**Exercise directions**
Records follow. Select each line holding "Annuels".

Stored data entries:
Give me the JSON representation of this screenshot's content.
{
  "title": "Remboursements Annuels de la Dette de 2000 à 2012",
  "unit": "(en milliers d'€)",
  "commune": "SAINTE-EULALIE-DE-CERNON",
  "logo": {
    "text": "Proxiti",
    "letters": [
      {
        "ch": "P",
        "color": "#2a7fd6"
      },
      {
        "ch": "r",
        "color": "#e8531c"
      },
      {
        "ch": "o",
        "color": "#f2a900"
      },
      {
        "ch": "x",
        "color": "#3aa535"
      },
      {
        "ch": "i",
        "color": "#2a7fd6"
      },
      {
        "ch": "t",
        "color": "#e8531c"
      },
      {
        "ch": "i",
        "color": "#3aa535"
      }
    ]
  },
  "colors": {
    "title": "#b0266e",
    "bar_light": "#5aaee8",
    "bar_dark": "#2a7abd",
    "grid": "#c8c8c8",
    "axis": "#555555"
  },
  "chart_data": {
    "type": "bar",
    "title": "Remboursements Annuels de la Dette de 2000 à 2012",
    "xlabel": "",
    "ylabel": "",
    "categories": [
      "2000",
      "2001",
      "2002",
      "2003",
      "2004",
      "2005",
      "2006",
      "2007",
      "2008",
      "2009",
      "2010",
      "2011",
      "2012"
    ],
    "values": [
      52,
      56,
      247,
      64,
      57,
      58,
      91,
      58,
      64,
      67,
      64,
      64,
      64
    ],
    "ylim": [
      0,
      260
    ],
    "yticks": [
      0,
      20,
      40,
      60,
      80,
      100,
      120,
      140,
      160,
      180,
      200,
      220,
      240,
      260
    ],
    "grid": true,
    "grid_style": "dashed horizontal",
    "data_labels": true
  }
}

**Output**
  "title": "Remboursements Annuels de la Dette de 2000 à 2012",
    "title": "Remboursements Annuels de la Dette de 2000 à 2012",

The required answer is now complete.